Leaving the pictures aside, transcribe every line below exactly.

>>

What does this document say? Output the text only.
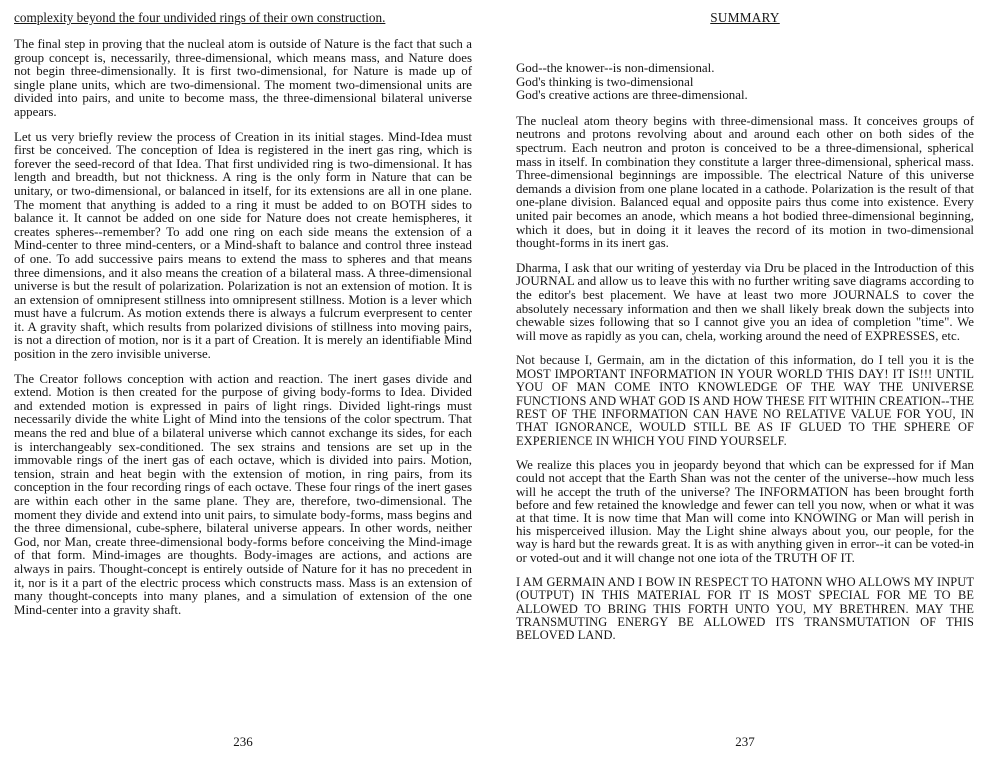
complexity beyond the four undivided rings of their own construction.

The final step in proving that the nucleal atom is outside of Nature is the fact that such a group concept is, necessarily, three-dimensional, which means mass, and Nature does not begin three-dimensionally. It is first two-dimensional, for Nature is made up of single plane units, which are two-dimensional. The moment two-dimensional units are divided into pairs, and unite to become mass, the three-dimensional bilateral universe appears.

Let us very briefly review the process of Creation in its initial stages. Mind-Idea must first be conceived. The conception of Idea is registered in the inert gas ring, which is forever the seed-record of that Idea. That first undivided ring is two-dimensional. It has length and breadth, but not thickness. A ring is the only form in Nature that can be unitary, or two-dimensional, or balanced in itself, for its extensions are all in one plane. The moment that anything is added to a ring it must be added to on BOTH sides to balance it. It cannot be added on one side for Nature does not create hemispheres, it creates spheres--remember? To add one ring on each side means the extension of a Mind-center to three mind-centers, or a Mind-shaft to balance and control three instead of one. To add successive pairs means to extend the mass to spheres and that means three dimensions, and it also means the creation of a bilateral mass. A three-dimensional universe is but the result of polarization. Polarization is not an extension of motion. It is an extension of omnipresent stillness into omnipresent stillness. Motion is a lever which must have a fulcrum. As motion extends there is always a fulcrum everpresent to center it. A gravity shaft, which results from polarized divisions of stillness into moving pairs, is not a direction of motion, nor is it a part of Creation. It is merely an identifiable Mind position in the zero invisible universe.

The Creator follows conception with action and reaction. The inert gases divide and extend. Motion is then created for the purpose of giving body-forms to Idea. Divided and extended motion is expressed in pairs of light rings. Divided light-rings must necessarily divide the white Light of Mind into the tensions of the color spectrum. That means the red and blue of a bilateral universe which cannot exchange its sides, for each is interchangeably sex-conditioned. The sex strains and tensions are set up in the immovable rings of the inert gas of each octave, which is divided into pairs. Motion, tension, strain and heat begin with the extension of motion, in ring pairs, from its conception in the four recording rings of each octave. These four rings of the inert gases are within each other in the same plane. They are, therefore, two-dimensional. The moment they divide and extend into unit pairs, to simulate body-forms, mass begins and the three dimensional, cube-sphere, bilateral universe appears. In other words, neither God, nor Man, create three-dimensional body-forms before conceiving the Mind-image of that form. Mind-images are thoughts. Body-images are actions, and actions are always in pairs. Thought-concept is entirely outside of Nature for it has no precedent in it, nor is it a part of the electric process which constructs mass. Mass is an extension of many thought-concepts into many planes, and a simulation of extension of the one Mind-center into a gravity shaft.

236
SUMMARY

God--the knower--is non-dimensional.

God's thinking is two-dimensional

God's creative actions are three-dimensional.

The nucleal atom theory begins with three-dimensional mass. It conceives groups of neutrons and protons revolving about and around each other on both sides of the spectrum. Each neutron and proton is conceived to be a three-dimensional, spherical mass in itself. In combination they constitute a larger three-dimensional, spherical mass. Three-dimensional beginnings are impossible. The electrical Nature of this universe demands a division from one plane located in a cathode. Polarization is the result of that one-plane division. Balanced equal and opposite pairs thus come into existence. Every united pair becomes an anode, which means a hot bodied three-dimensional beginning, which it does, but in doing it it leaves the record of its motion in two-dimensional thought-forms in its inert gas.

Dharma, I ask that our writing of yesterday via Dru be placed in the Introduction of this JOURNAL and allow us to leave this with no further writing save diagrams according to the editor's best placement. We have at least two more JOURNALS to cover the absolutely necessary information and then we shall likely break down the subjects into chewable sizes following that so I cannot give you an idea of completion "time". We will move as rapidly as you can, chela, working around the need of EXPRESSES, etc.

Not because I, Germain, am in the dictation of this information, do I tell you it is the MOST IMPORTANT INFORMATION IN YOUR WORLD THIS DAY! IT IS!!! UNTIL YOU OF MAN COME INTO KNOWLEDGE OF THE WAY THE UNIVERSE FUNCTIONS AND WHAT GOD IS AND HOW THESE FIT WITHIN CREATION--THE REST OF THE INFORMATION CAN HAVE NO RELATIVE VALUE FOR YOU, IN THAT IGNORANCE, WOULD STILL BE AS IF GLUED TO THE SPHERE OF EXPERIENCE IN WHICH YOU FIND YOURSELF.

We realize this places you in jeopardy beyond that which can be expressed for if Man could not accept that the Earth Shan was not the center of the universe--how much less will he accept the truth of the universe? The INFORMATION has been brought forth before and few retained the knowledge and fewer can tell you now, when or what it was at that time. It is now time that Man will come into KNOWING or Man will perish in his misperceived illusion. May the Light shine always about you, our people, for the way is hard but the rewards great. It is as with anything given in error--it can be voted-in or voted-out and it will change not one iota of the TRUTH OF IT.

I AM GERMAIN AND I BOW IN RESPECT TO HATONN WHO ALLOWS MY INPUT (OUTPUT) IN THIS MATERIAL FOR IT IS MOST SPECIAL FOR ME TO BE ALLOWED TO BRING THIS FORTH UNTO YOU, MY BRETHREN. MAY THE TRANSMUTING ENERGY BE ALLOWED ITS TRANSMUTATION OF THIS BELOVED LAND.

237
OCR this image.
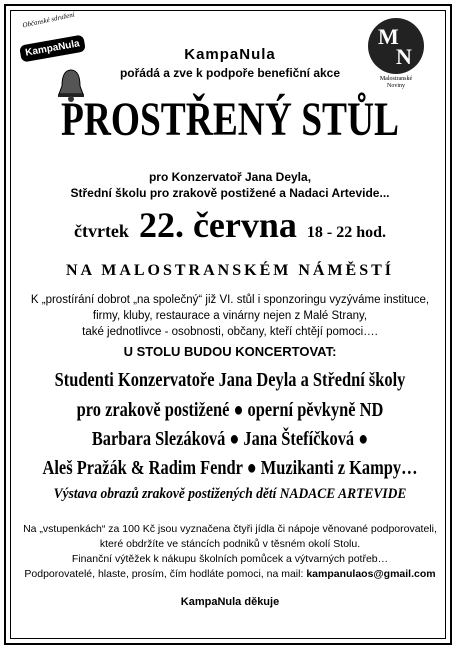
Občanské sdružení
KampaNula	M
N
Malostranské
Noviny
KampaNula
pořádá a zve k podpoře benefiční akce
PROSTŘENÝ STŮL
pro Konzervatoř Jana Deyla,
Střední školu pro zrakově postižené a Nadaci Artevide...
čtvrtek 22. června 18 - 22 hod.
NA MALOSTRANSKÉM NÁMĚSTÍ
K „prostírání dobrot „na společný“ již VI. stůl i sponzoringu vyzýváme instituce,
firmy, kluby, restaurace a vinárny nejen z Malé Strany,
také jednotlivce - osobnosti, občany, kteří chtějí pomoci….
U STOLU BUDOU KONCERTOVAT:
Studenti Konzervatoře Jana Deyla a Střední školy
pro zrakově postižené ● operní pěvkyně ND
Barbara Slezáková ● Jana Štefíčková ●
Aleš Pražák & Radim Fendr ● Muzikanti z Kampy…
Výstava obrazů zrakově postižených dětí NADACE ARTEVIDE
Na „vstupenkách“ za 100 Kč jsou vyznačena čtyři jídla či nápoje věnované podporovateli,
které obdržíte ve stáncích podniků v těsném okolí Stolu.
Finanční výtěžek k nákupu školních pomůcek a výtvarných potřeb…
Podporovatelé, hlaste, prosím, čím hodláte pomoci, na mail: kampanulaos@gmail.com
KampaNula děkuje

<<

Exercise result –
What does this document say? Output the text only.
complexity beyond the four undivided rings of their own construction.

The final step in proving that the nucleal atom is outside of Nature is the fact that such a group concept is, necessarily, three-dimensional, which means mass, and Nature does not begin three-dimensionally. It is first two-dimensional, for Nature is made up of single plane units, which are two-dimensional. The moment two-dimensional units are divided into pairs, and unite to become mass, the three-dimensional bilateral universe appears.

Let us very briefly review the process of Creation in its initial stages. Mind-Idea must first be conceived. The conception of Idea is registered in the inert gas ring, which is forever the seed-record of that Idea. That first undivided ring is two-dimensional. It has length and breadth, but not thickness. A ring is the only form in Nature that can be unitary, or two-dimensional, or balanced in itself, for its extensions are all in one plane. The moment that anything is added to a ring it must be added to on BOTH sides to balance it. It cannot be added on one side for Nature does not create hemispheres, it creates spheres--remember? To add one ring on each side means the extension of a Mind-center to three mind-centers, or a Mind-shaft to balance and control three instead of one. To add successive pairs means to extend the mass to spheres and that means three dimensions, and it also means the creation of a bilateral mass. A three-dimensional universe is but the result of polarization. Polarization is not an extension of motion. It is an extension of omnipresent stillness into omnipresent stillness. Motion is a lever which must have a fulcrum. As motion extends there is always a fulcrum everpresent to center it. A gravity shaft, which results from polarized divisions of stillness into moving pairs, is not a direction of motion, nor is it a part of Creation. It is merely an identifiable Mind position in the zero invisible universe.

The Creator follows conception with action and reaction. The inert gases divide and extend. Motion is then created for the purpose of giving body-forms to Idea. Divided and extended motion is expressed in pairs of light rings. Divided light-rings must necessarily divide the white Light of Mind into the tensions of the color spectrum. That means the red and blue of a bilateral universe which cannot exchange its sides, for each is interchangeably sex-conditioned. The sex strains and tensions are set up in the immovable rings of the inert gas of each octave, which is divided into pairs. Motion, tension, strain and heat begin with the extension of motion, in ring pairs, from its conception in the four recording rings of each octave. These four rings of the inert gases are within each other in the same plane. They are, therefore, two-dimensional. The moment they divide and extend into unit pairs, to simulate body-forms, mass begins and the three dimensional, cube-sphere, bilateral universe appears. In other words, neither God, nor Man, create three-dimensional body-forms before conceiving the Mind-image of that form. Mind-images are thoughts. Body-images are actions, and actions are always in pairs. Thought-concept is entirely outside of Nature for it has no precedent in it, nor is it a part of the electric process which constructs mass. Mass is an extension of many thought-concepts into many planes, and a simulation of extension of the one Mind-center into a gravity shaft.

236
SUMMARY

God--the knower--is non-dimensional.

God's thinking is two-dimensional

God's creative actions are three-dimensional.

The nucleal atom theory begins with three-dimensional mass. It conceives groups of neutrons and protons revolving about and around each other on both sides of the spectrum. Each neutron and proton is conceived to be a three-dimensional, spherical mass in itself. In combination they constitute a larger three-dimensional, spherical mass. Three-dimensional beginnings are impossible. The electrical Nature of this universe demands a division from one plane located in a cathode. Polarization is the result of that one-plane division. Balanced equal and opposite pairs thus come into existence. Every united pair becomes an anode, which means a hot bodied three-dimensional beginning, which it does, but in doing it it leaves the record of its motion in two-dimensional thought-forms in its inert gas.

Dharma, I ask that our writing of yesterday via Dru be placed in the Introduction of this JOURNAL and allow us to leave this with no further writing save diagrams according to the editor's best placement. We have at least two more JOURNALS to cover the absolutely necessary information and then we shall likely break down the subjects into chewable sizes following that so I cannot give you an idea of completion "time". We will move as rapidly as you can, chela, working around the need of EXPRESSES, etc.

Not because I, Germain, am in the dictation of this information, do I tell you it is the MOST IMPORTANT INFORMATION IN YOUR WORLD THIS DAY! IT IS!!! UNTIL YOU OF MAN COME INTO KNOWLEDGE OF THE WAY THE UNIVERSE FUNCTIONS AND WHAT GOD IS AND HOW THESE FIT WITHIN CREATION--THE REST OF THE INFORMATION CAN HAVE NO RELATIVE VALUE FOR YOU, IN THAT IGNORANCE, WOULD STILL BE AS IF GLUED TO THE SPHERE OF EXPERIENCE IN WHICH YOU FIND YOURSELF.

We realize this places you in jeopardy beyond that which can be expressed for if Man could not accept that the Earth Shan was not the center of the universe--how much less will he accept the truth of the universe? The INFORMATION has been brought forth before and few retained the knowledge and fewer can tell you now, when or what it was at that time. It is now time that Man will come into KNOWING or Man will perish in his misperceived illusion. May the Light shine always about you, our people, for the way is hard but the rewards great. It is as with anything given in error--it can be voted-in or voted-out and it will change not one iota of the TRUTH OF IT.

I AM GERMAIN AND I BOW IN RESPECT TO HATONN WHO ALLOWS MY INPUT (OUTPUT) IN THIS MATERIAL FOR IT IS MOST SPECIAL FOR ME TO BE ALLOWED TO BRING THIS FORTH UNTO YOU, MY BRETHREN. MAY THE TRANSMUTING ENERGY BE ALLOWED ITS TRANSMUTATION OF THIS BELOVED LAND.

237
OCR this image.
Občanské sdružení
KampaNula	M
N
Malostranské
Noviny
KampaNula
pořádá a zve k podpoře benefiční akce
PROSTŘENÝ STŮL
pro Konzervatoř Jana Deyla,
Střední školu pro zrakově postižené a Nadaci Artevide...
čtvrtek 22. června 18 - 22 hod.
NA MALOSTRANSKÉM NÁMĚSTÍ
K „prostírání dobrot „na společný“ již VI. stůl i sponzoringu vyzýváme instituce,
firmy, kluby, restaurace a vinárny nejen z Malé Strany,
také jednotlivce - osobnosti, občany, kteří chtějí pomoci….
U STOLU BUDOU KONCERTOVAT:
Studenti Konzervatoře Jana Deyla a Střední školy
pro zrakově postižené ● operní pěvkyně ND
Barbara Slezáková ● Jana Štefíčková ●
Aleš Pražák & Radim Fendr ● Muzikanti z Kampy…
Výstava obrazů zrakově postižených dětí NADACE ARTEVIDE
Na „vstupenkách“ za 100 Kč jsou vyznačena čtyři jídla či nápoje věnované podporovateli,
které obdržíte ve stáncích podniků v těsném okolí Stolu.
Finanční výtěžek k nákupu školních pomůcek a výtvarných potřeb…
Podporovatelé, hlaste, prosím, čím hodláte pomoci, na mail: kampanulaos@gmail.com
KampaNula děkuje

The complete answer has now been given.